WRITTEN PROBLEM:
Omit every picture and return the rest of the data unaltered.

RAW DATA:
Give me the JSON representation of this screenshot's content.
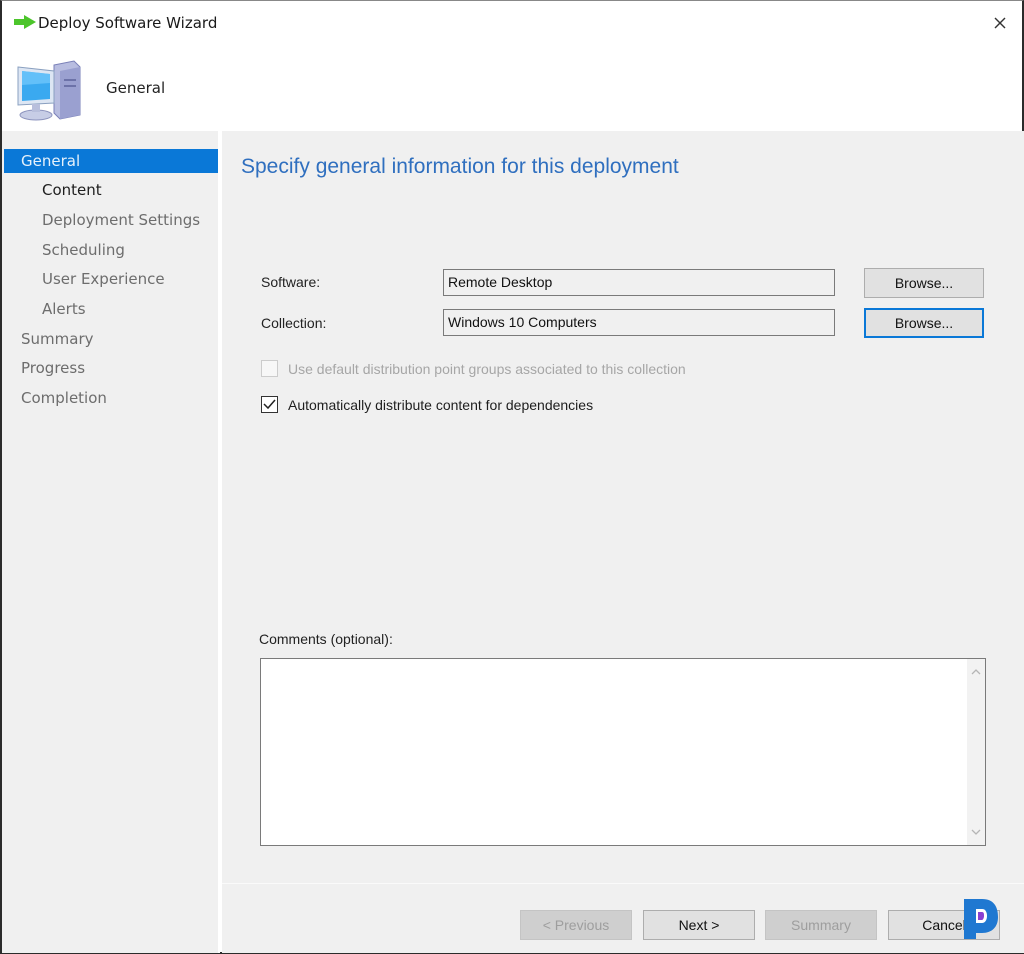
{
  "window": {
    "title": "Deploy Software Wizard",
    "close_icon": "close-icon",
    "title_icon": "green-arrow-icon"
  },
  "header": {
    "title": "General",
    "icon": "computer-icon"
  },
  "sidebar": {
    "items": [
      {
        "label": "General",
        "level": "top",
        "state": "active"
      },
      {
        "label": "Content",
        "level": "sub",
        "state": "current"
      },
      {
        "label": "Deployment Settings",
        "level": "sub",
        "state": "pending"
      },
      {
        "label": "Scheduling",
        "level": "sub",
        "state": "pending"
      },
      {
        "label": "User Experience",
        "level": "sub",
        "state": "pending"
      },
      {
        "label": "Alerts",
        "level": "sub",
        "state": "pending"
      },
      {
        "label": "Summary",
        "level": "top",
        "state": "pending"
      },
      {
        "label": "Progress",
        "level": "top",
        "state": "pending"
      },
      {
        "label": "Completion",
        "level": "top",
        "state": "pending"
      }
    ]
  },
  "main": {
    "heading": "Specify general information for this deployment",
    "software": {
      "label": "Software:",
      "value": "Remote Desktop",
      "browse_label": "Browse..."
    },
    "collection": {
      "label": "Collection:",
      "value": "Windows 10 Computers",
      "browse_label": "Browse..."
    },
    "checkboxes": [
      {
        "label": "Use default distribution point groups associated to this collection",
        "checked": false,
        "enabled": false
      },
      {
        "label": "Automatically distribute content for dependencies",
        "checked": true,
        "enabled": true
      }
    ],
    "comments": {
      "label": "Comments (optional):",
      "value": ""
    }
  },
  "footer": {
    "previous_label": "< Previous",
    "next_label": "Next >",
    "summary_label": "Summary",
    "cancel_label": "Cancel"
  },
  "colors": {
    "accent": "#0a78d7",
    "heading": "#2f6fbf",
    "panel": "#f0f0f0"
  }
}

OUTPUT FOR THIS EXERCISE:
Give me the JSON representation of this screenshot's content.
{
  "window": {
    "title": "Deploy Software Wizard",
    "close_icon": "close-icon",
    "title_icon": "green-arrow-icon"
  },
  "header": {
    "title": "General",
    "icon": "computer-icon"
  },
  "sidebar": {
    "items": [
      {
        "label": "General",
        "level": "top",
        "state": "active"
      },
      {
        "label": "Content",
        "level": "sub",
        "state": "current"
      },
      {
        "label": "Deployment Settings",
        "level": "sub",
        "state": "pending"
      },
      {
        "label": "Scheduling",
        "level": "sub",
        "state": "pending"
      },
      {
        "label": "User Experience",
        "level": "sub",
        "state": "pending"
      },
      {
        "label": "Alerts",
        "level": "sub",
        "state": "pending"
      },
      {
        "label": "Summary",
        "level": "top",
        "state": "pending"
      },
      {
        "label": "Progress",
        "level": "top",
        "state": "pending"
      },
      {
        "label": "Completion",
        "level": "top",
        "state": "pending"
      }
    ]
  },
  "main": {
    "heading": "Specify general information for this deployment",
    "software": {
      "label": "Software:",
      "value": "Remote Desktop",
      "browse_label": "Browse..."
    },
    "collection": {
      "label": "Collection:",
      "value": "Windows 10 Computers",
      "browse_label": "Browse..."
    },
    "checkboxes": [
      {
        "label": "Use default distribution point groups associated to this collection",
        "checked": false,
        "enabled": false
      },
      {
        "label": "Automatically distribute content for dependencies",
        "checked": true,
        "enabled": true
      }
    ],
    "comments": {
      "label": "Comments (optional):",
      "value": ""
    }
  },
  "footer": {
    "previous_label": "< Previous",
    "next_label": "Next >",
    "summary_label": "Summary",
    "cancel_label": "Cancel"
  },
  "colors": {
    "accent": "#0a78d7",
    "heading": "#2f6fbf",
    "panel": "#f0f0f0"
  }
}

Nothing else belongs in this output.